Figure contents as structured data
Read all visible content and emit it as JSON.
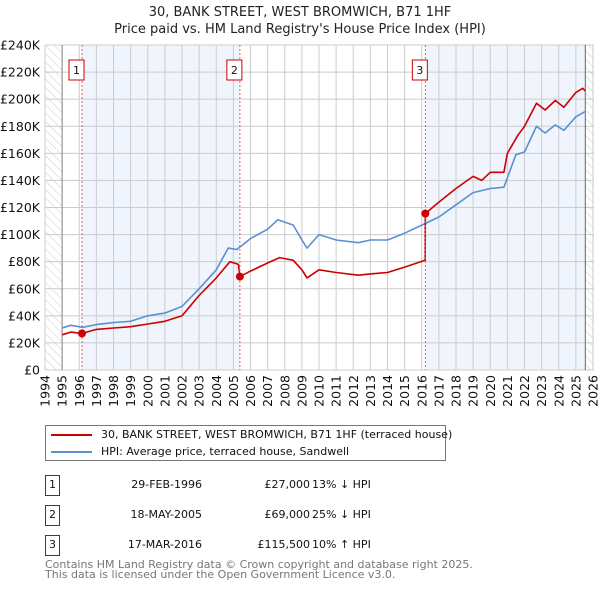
{
  "chart_data": {
    "type": "line",
    "title": "30, BANK STREET, WEST BROMWICH, B71 1HF",
    "subtitle": "Price paid vs. HM Land Registry's House Price Index (HPI)",
    "xlim": [
      1994,
      2026
    ],
    "ylim": [
      0,
      240000
    ],
    "grid": true,
    "y_ticks": [
      {
        "v": 0,
        "label": "£0"
      },
      {
        "v": 20000,
        "label": "£20K"
      },
      {
        "v": 40000,
        "label": "£40K"
      },
      {
        "v": 60000,
        "label": "£60K"
      },
      {
        "v": 80000,
        "label": "£80K"
      },
      {
        "v": 100000,
        "label": "£100K"
      },
      {
        "v": 120000,
        "label": "£120K"
      },
      {
        "v": 140000,
        "label": "£140K"
      },
      {
        "v": 160000,
        "label": "£160K"
      },
      {
        "v": 180000,
        "label": "£180K"
      },
      {
        "v": 200000,
        "label": "£200K"
      },
      {
        "v": 220000,
        "label": "£220K"
      },
      {
        "v": 240000,
        "label": "£240K"
      }
    ],
    "x_ticks": [
      "1994",
      "1995",
      "1996",
      "1997",
      "1998",
      "1999",
      "2000",
      "2001",
      "2002",
      "2003",
      "2004",
      "2005",
      "2006",
      "2007",
      "2008",
      "2009",
      "2010",
      "2011",
      "2012",
      "2013",
      "2014",
      "2015",
      "2016",
      "2017",
      "2018",
      "2019",
      "2020",
      "2021",
      "2022",
      "2023",
      "2024",
      "2025",
      "2026"
    ],
    "data_end": 2025.55,
    "series": [
      {
        "name": "30, BANK STREET, WEST BROMWICH, B71 1HF (terraced house)",
        "color": "#cc0000",
        "x": [
          1995.0,
          1995.5,
          1996.16,
          1997,
          1998,
          1999,
          2000,
          2001,
          2002,
          2003,
          2004,
          2004.8,
          2005.3,
          2005.38,
          2006,
          2007,
          2007.7,
          2008.5,
          2009.0,
          2009.3,
          2010,
          2011,
          2012.3,
          2013,
          2014,
          2015,
          2016.2,
          2016.21,
          2017,
          2018,
          2019,
          2019.5,
          2020,
          2020.8,
          2021,
          2021.6,
          2022,
          2022.7,
          2023.2,
          2023.8,
          2024.3,
          2025,
          2025.4,
          2025.55
        ],
        "y": [
          26000,
          28000,
          27000,
          30000,
          31000,
          32000,
          34000,
          36000,
          40000,
          55000,
          68000,
          80000,
          78000,
          69000,
          73000,
          79000,
          83000,
          81000,
          74000,
          68000,
          74000,
          72000,
          70000,
          71000,
          72000,
          76000,
          81000,
          115500,
          124000,
          134000,
          143000,
          140000,
          146000,
          146000,
          160000,
          173000,
          180000,
          197000,
          192000,
          199000,
          194000,
          205000,
          208000,
          206000
        ]
      },
      {
        "name": "HPI: Average price, terraced house, Sandwell",
        "color": "#5b8fd4",
        "x": [
          1995.0,
          1995.5,
          1996.2,
          1997,
          1998,
          1999,
          2000,
          2001,
          2002,
          2003,
          2004,
          2004.7,
          2005.2,
          2006,
          2007,
          2007.6,
          2008.5,
          2009.0,
          2009.3,
          2010,
          2011,
          2012.3,
          2013,
          2014,
          2015,
          2016,
          2017,
          2018,
          2019,
          2020,
          2020.8,
          2021.5,
          2022,
          2022.7,
          2023.2,
          2023.8,
          2024.3,
          2025,
          2025.55
        ],
        "y": [
          31000,
          33000,
          31500,
          33500,
          35000,
          36000,
          40000,
          42000,
          47000,
          60000,
          74000,
          90000,
          89000,
          97000,
          104000,
          111000,
          107000,
          96000,
          90000,
          100000,
          96000,
          94000,
          96000,
          96000,
          101000,
          107000,
          113000,
          122000,
          131000,
          134000,
          135000,
          159000,
          161000,
          180000,
          175000,
          181000,
          177000,
          187000,
          191000
        ]
      }
    ],
    "sales": [
      {
        "label": "1",
        "x": 1996.16,
        "y": 27000
      },
      {
        "label": "2",
        "x": 2005.38,
        "y": 69000
      },
      {
        "label": "3",
        "x": 2016.21,
        "y": 115500
      }
    ],
    "legend_placement": "below"
  },
  "table": [
    {
      "num": "1",
      "date": "29-FEB-1996",
      "price": "£27,000",
      "hpi": "13% ↓ HPI"
    },
    {
      "num": "2",
      "date": "18-MAY-2005",
      "price": "£69,000",
      "hpi": "25% ↓ HPI"
    },
    {
      "num": "3",
      "date": "17-MAR-2016",
      "price": "£115,500",
      "hpi": "10% ↑ HPI"
    }
  ],
  "footer": {
    "line1": "Contains HM Land Registry data © Crown copyright and database right 2025.",
    "line2": "This data is licensed under the Open Government Licence v3.0."
  }
}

# EXERCISE DIRECTIONS
Print out the lines exactly, skipping any picture.

# SOLVED EXERCISE
Read all visible content and emit it as JSON.
{
  "chart_data": {
    "type": "line",
    "title": "30, BANK STREET, WEST BROMWICH, B71 1HF",
    "subtitle": "Price paid vs. HM Land Registry's House Price Index (HPI)",
    "xlim": [
      1994,
      2026
    ],
    "ylim": [
      0,
      240000
    ],
    "grid": true,
    "y_ticks": [
      {
        "v": 0,
        "label": "£0"
      },
      {
        "v": 20000,
        "label": "£20K"
      },
      {
        "v": 40000,
        "label": "£40K"
      },
      {
        "v": 60000,
        "label": "£60K"
      },
      {
        "v": 80000,
        "label": "£80K"
      },
      {
        "v": 100000,
        "label": "£100K"
      },
      {
        "v": 120000,
        "label": "£120K"
      },
      {
        "v": 140000,
        "label": "£140K"
      },
      {
        "v": 160000,
        "label": "£160K"
      },
      {
        "v": 180000,
        "label": "£180K"
      },
      {
        "v": 200000,
        "label": "£200K"
      },
      {
        "v": 220000,
        "label": "£220K"
      },
      {
        "v": 240000,
        "label": "£240K"
      }
    ],
    "x_ticks": [
      "1994",
      "1995",
      "1996",
      "1997",
      "1998",
      "1999",
      "2000",
      "2001",
      "2002",
      "2003",
      "2004",
      "2005",
      "2006",
      "2007",
      "2008",
      "2009",
      "2010",
      "2011",
      "2012",
      "2013",
      "2014",
      "2015",
      "2016",
      "2017",
      "2018",
      "2019",
      "2020",
      "2021",
      "2022",
      "2023",
      "2024",
      "2025",
      "2026"
    ],
    "data_end": 2025.55,
    "series": [
      {
        "name": "30, BANK STREET, WEST BROMWICH, B71 1HF (terraced house)",
        "color": "#cc0000",
        "x": [
          1995.0,
          1995.5,
          1996.16,
          1997,
          1998,
          1999,
          2000,
          2001,
          2002,
          2003,
          2004,
          2004.8,
          2005.3,
          2005.38,
          2006,
          2007,
          2007.7,
          2008.5,
          2009.0,
          2009.3,
          2010,
          2011,
          2012.3,
          2013,
          2014,
          2015,
          2016.2,
          2016.21,
          2017,
          2018,
          2019,
          2019.5,
          2020,
          2020.8,
          2021,
          2021.6,
          2022,
          2022.7,
          2023.2,
          2023.8,
          2024.3,
          2025,
          2025.4,
          2025.55
        ],
        "y": [
          26000,
          28000,
          27000,
          30000,
          31000,
          32000,
          34000,
          36000,
          40000,
          55000,
          68000,
          80000,
          78000,
          69000,
          73000,
          79000,
          83000,
          81000,
          74000,
          68000,
          74000,
          72000,
          70000,
          71000,
          72000,
          76000,
          81000,
          115500,
          124000,
          134000,
          143000,
          140000,
          146000,
          146000,
          160000,
          173000,
          180000,
          197000,
          192000,
          199000,
          194000,
          205000,
          208000,
          206000
        ]
      },
      {
        "name": "HPI: Average price, terraced house, Sandwell",
        "color": "#5b8fd4",
        "x": [
          1995.0,
          1995.5,
          1996.2,
          1997,
          1998,
          1999,
          2000,
          2001,
          2002,
          2003,
          2004,
          2004.7,
          2005.2,
          2006,
          2007,
          2007.6,
          2008.5,
          2009.0,
          2009.3,
          2010,
          2011,
          2012.3,
          2013,
          2014,
          2015,
          2016,
          2017,
          2018,
          2019,
          2020,
          2020.8,
          2021.5,
          2022,
          2022.7,
          2023.2,
          2023.8,
          2024.3,
          2025,
          2025.55
        ],
        "y": [
          31000,
          33000,
          31500,
          33500,
          35000,
          36000,
          40000,
          42000,
          47000,
          60000,
          74000,
          90000,
          89000,
          97000,
          104000,
          111000,
          107000,
          96000,
          90000,
          100000,
          96000,
          94000,
          96000,
          96000,
          101000,
          107000,
          113000,
          122000,
          131000,
          134000,
          135000,
          159000,
          161000,
          180000,
          175000,
          181000,
          177000,
          187000,
          191000
        ]
      }
    ],
    "sales": [
      {
        "label": "1",
        "x": 1996.16,
        "y": 27000
      },
      {
        "label": "2",
        "x": 2005.38,
        "y": 69000
      },
      {
        "label": "3",
        "x": 2016.21,
        "y": 115500
      }
    ],
    "legend_placement": "below"
  },
  "table": [
    {
      "num": "1",
      "date": "29-FEB-1996",
      "price": "£27,000",
      "hpi": "13% ↓ HPI"
    },
    {
      "num": "2",
      "date": "18-MAY-2005",
      "price": "£69,000",
      "hpi": "25% ↓ HPI"
    },
    {
      "num": "3",
      "date": "17-MAR-2016",
      "price": "£115,500",
      "hpi": "10% ↑ HPI"
    }
  ],
  "footer": {
    "line1": "Contains HM Land Registry data © Crown copyright and database right 2025.",
    "line2": "This data is licensed under the Open Government Licence v3.0."
  }
}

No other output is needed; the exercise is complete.